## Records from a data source
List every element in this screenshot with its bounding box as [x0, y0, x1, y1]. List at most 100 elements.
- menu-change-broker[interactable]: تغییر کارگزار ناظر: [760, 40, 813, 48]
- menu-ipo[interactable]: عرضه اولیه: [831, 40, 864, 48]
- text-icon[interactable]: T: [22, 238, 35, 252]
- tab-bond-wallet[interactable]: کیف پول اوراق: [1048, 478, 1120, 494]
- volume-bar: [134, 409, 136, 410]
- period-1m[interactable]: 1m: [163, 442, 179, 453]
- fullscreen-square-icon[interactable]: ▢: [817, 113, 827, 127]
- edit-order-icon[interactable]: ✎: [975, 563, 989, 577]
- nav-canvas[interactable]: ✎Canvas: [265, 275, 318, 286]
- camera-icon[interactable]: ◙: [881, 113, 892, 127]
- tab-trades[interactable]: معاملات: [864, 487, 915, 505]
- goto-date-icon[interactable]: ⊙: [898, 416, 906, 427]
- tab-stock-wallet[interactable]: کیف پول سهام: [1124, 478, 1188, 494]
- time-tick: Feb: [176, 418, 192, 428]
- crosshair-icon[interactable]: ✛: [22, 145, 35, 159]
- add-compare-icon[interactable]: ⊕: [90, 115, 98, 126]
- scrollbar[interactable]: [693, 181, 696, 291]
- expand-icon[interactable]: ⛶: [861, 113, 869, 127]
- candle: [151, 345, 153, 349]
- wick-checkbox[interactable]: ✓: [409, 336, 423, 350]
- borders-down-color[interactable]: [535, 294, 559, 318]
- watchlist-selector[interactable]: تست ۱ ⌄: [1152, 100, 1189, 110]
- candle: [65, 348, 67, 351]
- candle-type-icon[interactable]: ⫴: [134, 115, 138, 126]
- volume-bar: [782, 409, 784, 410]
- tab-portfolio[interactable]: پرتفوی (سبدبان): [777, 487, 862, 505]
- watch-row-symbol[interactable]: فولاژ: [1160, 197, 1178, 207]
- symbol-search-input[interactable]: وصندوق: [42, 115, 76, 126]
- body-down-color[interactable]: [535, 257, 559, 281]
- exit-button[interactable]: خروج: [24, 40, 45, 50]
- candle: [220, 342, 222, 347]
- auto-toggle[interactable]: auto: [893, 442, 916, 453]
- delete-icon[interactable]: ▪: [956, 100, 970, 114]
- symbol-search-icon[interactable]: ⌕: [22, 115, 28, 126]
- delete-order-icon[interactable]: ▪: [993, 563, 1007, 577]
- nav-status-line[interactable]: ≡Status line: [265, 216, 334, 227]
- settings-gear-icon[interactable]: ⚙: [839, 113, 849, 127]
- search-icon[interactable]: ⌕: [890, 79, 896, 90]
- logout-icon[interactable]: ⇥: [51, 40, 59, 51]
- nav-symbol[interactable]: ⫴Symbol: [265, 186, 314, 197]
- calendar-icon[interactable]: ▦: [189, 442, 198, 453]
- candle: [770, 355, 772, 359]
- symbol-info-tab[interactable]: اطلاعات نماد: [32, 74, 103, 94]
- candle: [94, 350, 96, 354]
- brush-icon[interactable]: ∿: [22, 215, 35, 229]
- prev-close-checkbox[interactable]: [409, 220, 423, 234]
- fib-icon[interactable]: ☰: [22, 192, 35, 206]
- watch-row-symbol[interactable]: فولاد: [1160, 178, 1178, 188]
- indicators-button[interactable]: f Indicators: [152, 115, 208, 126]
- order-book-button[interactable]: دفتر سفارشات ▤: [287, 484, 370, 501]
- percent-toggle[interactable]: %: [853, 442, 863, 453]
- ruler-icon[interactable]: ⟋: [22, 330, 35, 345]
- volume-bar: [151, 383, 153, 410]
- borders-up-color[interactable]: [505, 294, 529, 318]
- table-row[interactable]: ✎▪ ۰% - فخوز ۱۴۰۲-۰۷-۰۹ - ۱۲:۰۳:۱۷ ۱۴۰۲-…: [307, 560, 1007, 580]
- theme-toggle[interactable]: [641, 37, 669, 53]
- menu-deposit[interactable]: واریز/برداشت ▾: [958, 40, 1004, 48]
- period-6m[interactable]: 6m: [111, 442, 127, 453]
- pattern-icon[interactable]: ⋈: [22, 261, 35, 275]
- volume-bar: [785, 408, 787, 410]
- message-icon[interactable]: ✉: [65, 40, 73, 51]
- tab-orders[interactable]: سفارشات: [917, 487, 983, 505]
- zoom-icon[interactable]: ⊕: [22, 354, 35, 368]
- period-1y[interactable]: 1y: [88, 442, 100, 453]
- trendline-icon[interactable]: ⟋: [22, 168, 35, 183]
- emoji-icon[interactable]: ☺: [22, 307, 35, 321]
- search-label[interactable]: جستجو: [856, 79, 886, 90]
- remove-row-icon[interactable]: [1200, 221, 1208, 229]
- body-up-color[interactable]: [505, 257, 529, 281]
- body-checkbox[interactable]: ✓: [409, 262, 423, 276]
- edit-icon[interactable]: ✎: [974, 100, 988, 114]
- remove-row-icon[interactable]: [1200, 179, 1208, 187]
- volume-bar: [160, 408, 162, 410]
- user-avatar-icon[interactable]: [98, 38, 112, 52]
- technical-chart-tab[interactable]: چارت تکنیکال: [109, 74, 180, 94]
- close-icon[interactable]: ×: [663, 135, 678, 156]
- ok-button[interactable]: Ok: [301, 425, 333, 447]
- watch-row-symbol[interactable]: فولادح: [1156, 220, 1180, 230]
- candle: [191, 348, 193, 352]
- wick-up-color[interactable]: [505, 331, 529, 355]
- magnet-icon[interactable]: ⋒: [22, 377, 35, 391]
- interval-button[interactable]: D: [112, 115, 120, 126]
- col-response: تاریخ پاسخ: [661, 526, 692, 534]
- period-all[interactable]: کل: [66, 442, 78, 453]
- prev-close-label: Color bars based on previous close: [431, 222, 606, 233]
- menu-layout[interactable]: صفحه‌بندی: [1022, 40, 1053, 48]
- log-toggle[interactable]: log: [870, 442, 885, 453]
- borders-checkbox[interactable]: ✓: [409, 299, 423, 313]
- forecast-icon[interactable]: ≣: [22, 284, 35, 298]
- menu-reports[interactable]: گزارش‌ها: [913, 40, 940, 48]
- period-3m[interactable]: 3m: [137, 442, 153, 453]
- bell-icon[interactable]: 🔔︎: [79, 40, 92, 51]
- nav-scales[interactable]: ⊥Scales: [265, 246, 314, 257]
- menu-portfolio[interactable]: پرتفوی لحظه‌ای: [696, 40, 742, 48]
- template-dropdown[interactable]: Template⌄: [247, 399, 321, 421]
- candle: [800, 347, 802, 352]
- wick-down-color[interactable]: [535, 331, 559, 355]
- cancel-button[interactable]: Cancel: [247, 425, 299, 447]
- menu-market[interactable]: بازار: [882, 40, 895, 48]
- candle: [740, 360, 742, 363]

## Your goal
Please return every line above without a single change.

## Final result
List every element in this screenshot with its bounding box as [x0, y0, x1, y1]. List at most 100 elements.
- menu-change-broker[interactable]: تغییر کارگزار ناظر: [760, 40, 813, 48]
- menu-ipo[interactable]: عرضه اولیه: [831, 40, 864, 48]
- text-icon[interactable]: T: [22, 238, 35, 252]
- tab-bond-wallet[interactable]: کیف پول اوراق: [1048, 478, 1120, 494]
- volume-bar: [134, 409, 136, 410]
- period-1m[interactable]: 1m: [163, 442, 179, 453]
- fullscreen-square-icon[interactable]: ▢: [817, 113, 827, 127]
- edit-order-icon[interactable]: ✎: [975, 563, 989, 577]
- nav-canvas[interactable]: ✎Canvas: [265, 275, 318, 286]
- camera-icon[interactable]: ◙: [881, 113, 892, 127]
- tab-trades[interactable]: معاملات: [864, 487, 915, 505]
- goto-date-icon[interactable]: ⊙: [898, 416, 906, 427]
- tab-stock-wallet[interactable]: کیف پول سهام: [1124, 478, 1188, 494]
- time-tick: Feb: [176, 418, 192, 428]
- crosshair-icon[interactable]: ✛: [22, 145, 35, 159]
- add-compare-icon[interactable]: ⊕: [90, 115, 98, 126]
- scrollbar[interactable]: [693, 181, 696, 291]
- expand-icon[interactable]: ⛶: [861, 113, 869, 127]
- candle: [151, 345, 153, 349]
- wick-checkbox[interactable]: ✓: [409, 336, 423, 350]
- borders-down-color[interactable]: [535, 294, 559, 318]
- watchlist-selector[interactable]: تست ۱ ⌄: [1152, 100, 1189, 110]
- candle: [65, 348, 67, 351]
- candle-type-icon[interactable]: ⫴: [134, 115, 138, 126]
- volume-bar: [782, 409, 784, 410]
- tab-portfolio[interactable]: پرتفوی (سبدبان): [777, 487, 862, 505]
- watch-row-symbol[interactable]: فولاژ: [1160, 197, 1178, 207]
- symbol-search-input[interactable]: وصندوق: [42, 115, 76, 126]
- body-down-color[interactable]: [535, 257, 559, 281]
- exit-button[interactable]: خروج: [24, 40, 45, 50]
- candle: [220, 342, 222, 347]
- auto-toggle[interactable]: auto: [893, 442, 916, 453]
- delete-icon[interactable]: ▪: [956, 100, 970, 114]
- symbol-search-icon[interactable]: ⌕: [22, 115, 28, 126]
- delete-order-icon[interactable]: ▪: [993, 563, 1007, 577]
- nav-status-line[interactable]: ≡Status line: [265, 216, 334, 227]
- settings-gear-icon[interactable]: ⚙: [839, 113, 849, 127]
- search-icon[interactable]: ⌕: [890, 79, 896, 90]
- logout-icon[interactable]: ⇥: [51, 40, 59, 51]
- nav-symbol[interactable]: ⫴Symbol: [265, 186, 314, 197]
- calendar-icon[interactable]: ▦: [189, 442, 198, 453]
- candle: [770, 355, 772, 359]
- symbol-info-tab[interactable]: اطلاعات نماد: [32, 74, 103, 94]
- candle: [94, 350, 96, 354]
- brush-icon[interactable]: ∿: [22, 215, 35, 229]
- prev-close-checkbox[interactable]: [409, 220, 423, 234]
- fib-icon[interactable]: ☰: [22, 192, 35, 206]
- watch-row-symbol[interactable]: فولاد: [1160, 178, 1178, 188]
- indicators-button[interactable]: f Indicators: [152, 115, 208, 126]
- order-book-button[interactable]: دفتر سفارشات ▤: [287, 484, 370, 501]
- percent-toggle[interactable]: %: [853, 442, 863, 453]
- ruler-icon[interactable]: ⟋: [22, 330, 35, 345]
- volume-bar: [151, 383, 153, 410]
- borders-up-color[interactable]: [505, 294, 529, 318]
- table-row[interactable]: ✎▪ ۰% - فخوز ۱۴۰۲-۰۷-۰۹ - ۱۲:۰۳:۱۷ ۱۴۰۲-…: [307, 560, 1007, 580]
- theme-toggle[interactable]: [641, 37, 669, 53]
- menu-deposit[interactable]: واریز/برداشت ▾: [958, 40, 1004, 48]
- period-6m[interactable]: 6m: [111, 442, 127, 453]
- pattern-icon[interactable]: ⋈: [22, 261, 35, 275]
- volume-bar: [785, 408, 787, 410]
- message-icon[interactable]: ✉: [65, 40, 73, 51]
- tab-orders[interactable]: سفارشات: [917, 487, 983, 505]
- zoom-icon[interactable]: ⊕: [22, 354, 35, 368]
- period-1y[interactable]: 1y: [88, 442, 100, 453]
- trendline-icon[interactable]: ⟋: [22, 168, 35, 183]
- emoji-icon[interactable]: ☺: [22, 307, 35, 321]
- search-label[interactable]: جستجو: [856, 79, 886, 90]
- remove-row-icon[interactable]: [1200, 221, 1208, 229]
- body-up-color[interactable]: [505, 257, 529, 281]
- body-checkbox[interactable]: ✓: [409, 262, 423, 276]
- edit-icon[interactable]: ✎: [974, 100, 988, 114]
- remove-row-icon[interactable]: [1200, 179, 1208, 187]
- volume-bar: [160, 408, 162, 410]
- user-avatar-icon[interactable]: [98, 38, 112, 52]
- technical-chart-tab[interactable]: چارت تکنیکال: [109, 74, 180, 94]
- close-icon[interactable]: ×: [663, 135, 678, 156]
- ok-button[interactable]: Ok: [301, 425, 333, 447]
- watch-row-symbol[interactable]: فولادح: [1156, 220, 1180, 230]
- candle: [191, 348, 193, 352]
- wick-up-color[interactable]: [505, 331, 529, 355]
- magnet-icon[interactable]: ⋒: [22, 377, 35, 391]
- interval-button[interactable]: D: [112, 115, 120, 126]
- col-response: تاریخ پاسخ: [661, 526, 692, 534]
- period-all[interactable]: کل: [66, 442, 78, 453]
- prev-close-label: Color bars based on previous close: [431, 222, 606, 233]
- menu-layout[interactable]: صفحه‌بندی: [1022, 40, 1053, 48]
- log-toggle[interactable]: log: [870, 442, 885, 453]
- borders-checkbox[interactable]: ✓: [409, 299, 423, 313]
- forecast-icon[interactable]: ≣: [22, 284, 35, 298]
- menu-reports[interactable]: گزارش‌ها: [913, 40, 940, 48]
- period-3m[interactable]: 3m: [137, 442, 153, 453]
- bell-icon[interactable]: 🔔︎: [79, 40, 92, 51]
- nav-scales[interactable]: ⊥Scales: [265, 246, 314, 257]
- menu-portfolio[interactable]: پرتفوی لحظه‌ای: [696, 40, 742, 48]
- template-dropdown[interactable]: Template⌄: [247, 399, 321, 421]
- candle: [800, 347, 802, 352]
- wick-down-color[interactable]: [535, 331, 559, 355]
- cancel-button[interactable]: Cancel: [247, 425, 299, 447]
- menu-market[interactable]: بازار: [882, 40, 895, 48]
- candle: [740, 360, 742, 363]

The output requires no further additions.